▶ _What is asked_:
From the listing below, pull out all lines with "такъ" in them.

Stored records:
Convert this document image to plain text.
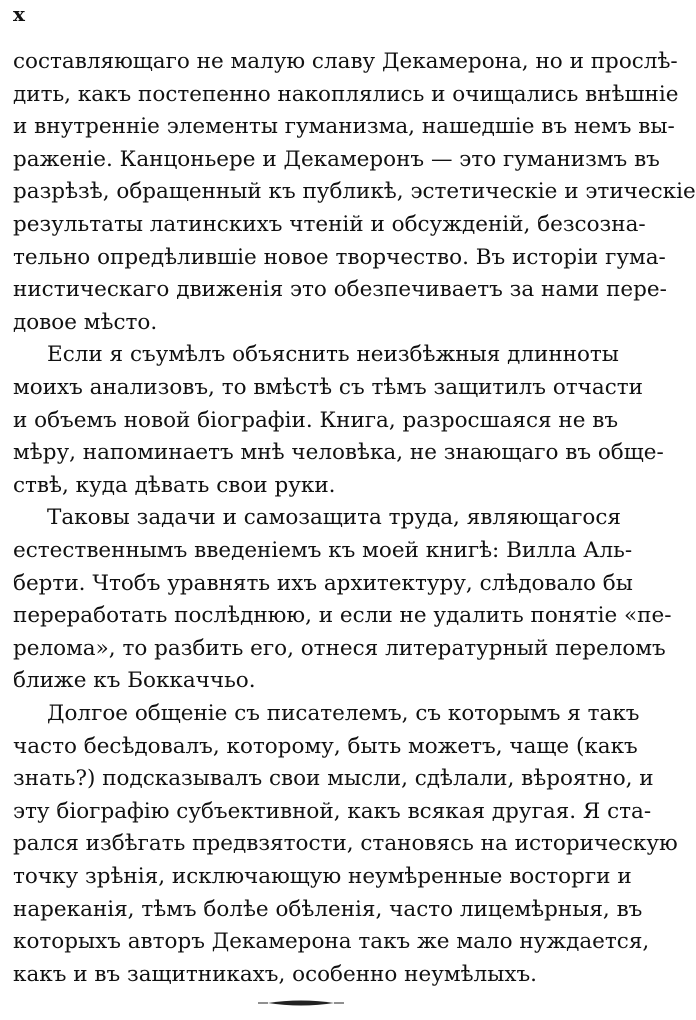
x
составляющаго не малую славу Декамерона, но и прослѣ-
дить, какъ постепенно накоплялись и очищались внѣшніе
и внутренніе элементы гуманизма, нашедшіе въ немъ вы-
раженіе. Канцоньере и Декамеронъ — это гуманизмъ въ
разрѣзѣ, обращенный къ публикѣ, эстетическіе и этическіе
результаты латинскихъ чтеній и обсужденій, безсозна-
тельно опредѣлившіе новое творчество. Въ исторіи гума-
нистическаго движенія это обезпечиваетъ за нами пере-
довое мѣсто.
Если я съумѣлъ объяснить неизбѣжныя длинноты
моихъ анализовъ, то вмѣстѣ съ тѣмъ защитилъ отчасти
и объемъ новой біографіи. Книга, разросшаяся не въ
мѣру, напоминаетъ мнѣ человѣка, не знающаго въ обще-
ствѣ, куда дѣвать свои руки.
Таковы задачи и самозащита труда, являющагося
естественнымъ введеніемъ къ моей книгѣ: Вилла Аль-
берти. Чтобъ уравнять ихъ архитектуру, слѣдовало бы
переработать послѣднюю, и если не удалить понятіе «пе-
релома», то разбить его, отнеся литературный переломъ
ближе къ Боккаччьо.
Долгое общеніе съ писателемъ, съ которымъ я такъ
часто бесѣдовалъ, которому, быть можетъ, чаще (какъ
знать?) подсказывалъ свои мысли, сдѣлали, вѣроятно, и
эту біографію субъективной, какъ всякая другая. Я ста-
рался избѣгать предвзятости, становясь на историческую
точку зрѣнія, исключающую неумѣренные восторги и
нареканія, тѣмъ болѣе обѣленія, часто лицемѣрныя, въ
которыхъ авторъ Декамерона такъ же мало нуждается,
какъ и въ защитникахъ, особенно неумѣлыхъ.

▶ _Right answer_:
Долгое общеніе съ писателемъ, съ которымъ я такъ
которыхъ авторъ Декамерона такъ же мало нуждается,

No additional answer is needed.